• Extracted information:
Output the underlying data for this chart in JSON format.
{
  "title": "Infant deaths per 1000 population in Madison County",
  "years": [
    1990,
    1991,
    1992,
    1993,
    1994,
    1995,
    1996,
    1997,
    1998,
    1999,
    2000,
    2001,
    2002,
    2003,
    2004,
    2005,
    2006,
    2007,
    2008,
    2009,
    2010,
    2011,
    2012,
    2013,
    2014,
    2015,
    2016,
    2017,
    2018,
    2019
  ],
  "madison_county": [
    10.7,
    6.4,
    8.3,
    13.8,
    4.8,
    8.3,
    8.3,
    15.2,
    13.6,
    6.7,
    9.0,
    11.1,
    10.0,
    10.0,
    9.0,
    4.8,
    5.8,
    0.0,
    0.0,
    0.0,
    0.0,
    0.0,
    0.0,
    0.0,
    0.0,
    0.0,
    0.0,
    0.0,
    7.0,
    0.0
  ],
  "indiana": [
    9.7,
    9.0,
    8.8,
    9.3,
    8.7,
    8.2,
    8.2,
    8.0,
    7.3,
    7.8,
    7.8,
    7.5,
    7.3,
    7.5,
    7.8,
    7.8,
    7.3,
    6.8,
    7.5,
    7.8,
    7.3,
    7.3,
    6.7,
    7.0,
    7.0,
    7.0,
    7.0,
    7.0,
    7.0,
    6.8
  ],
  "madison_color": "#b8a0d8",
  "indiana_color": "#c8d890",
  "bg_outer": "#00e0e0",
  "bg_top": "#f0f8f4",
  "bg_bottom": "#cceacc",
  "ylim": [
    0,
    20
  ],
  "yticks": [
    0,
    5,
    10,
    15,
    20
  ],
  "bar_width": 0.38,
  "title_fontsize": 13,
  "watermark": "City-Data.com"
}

• What the task asks: All of the data above should be transcribed exactly.

• Finished answer:
Output the underlying data for this chart in JSON format.
{
  "title": "Infant deaths per 1000 population in Madison County",
  "years": [
    1990,
    1991,
    1992,
    1993,
    1994,
    1995,
    1996,
    1997,
    1998,
    1999,
    2000,
    2001,
    2002,
    2003,
    2004,
    2005,
    2006,
    2007,
    2008,
    2009,
    2010,
    2011,
    2012,
    2013,
    2014,
    2015,
    2016,
    2017,
    2018,
    2019
  ],
  "madison_county": [
    10.7,
    6.4,
    8.3,
    13.8,
    4.8,
    8.3,
    8.3,
    15.2,
    13.6,
    6.7,
    9.0,
    11.1,
    10.0,
    10.0,
    9.0,
    4.8,
    5.8,
    0.0,
    0.0,
    0.0,
    0.0,
    0.0,
    0.0,
    0.0,
    0.0,
    0.0,
    0.0,
    0.0,
    7.0,
    0.0
  ],
  "indiana": [
    9.7,
    9.0,
    8.8,
    9.3,
    8.7,
    8.2,
    8.2,
    8.0,
    7.3,
    7.8,
    7.8,
    7.5,
    7.3,
    7.5,
    7.8,
    7.8,
    7.3,
    6.8,
    7.5,
    7.8,
    7.3,
    7.3,
    6.7,
    7.0,
    7.0,
    7.0,
    7.0,
    7.0,
    7.0,
    6.8
  ],
  "madison_color": "#b8a0d8",
  "indiana_color": "#c8d890",
  "bg_outer": "#00e0e0",
  "bg_top": "#f0f8f4",
  "bg_bottom": "#cceacc",
  "ylim": [
    0,
    20
  ],
  "yticks": [
    0,
    5,
    10,
    15,
    20
  ],
  "bar_width": 0.38,
  "title_fontsize": 13,
  "watermark": "City-Data.com"
}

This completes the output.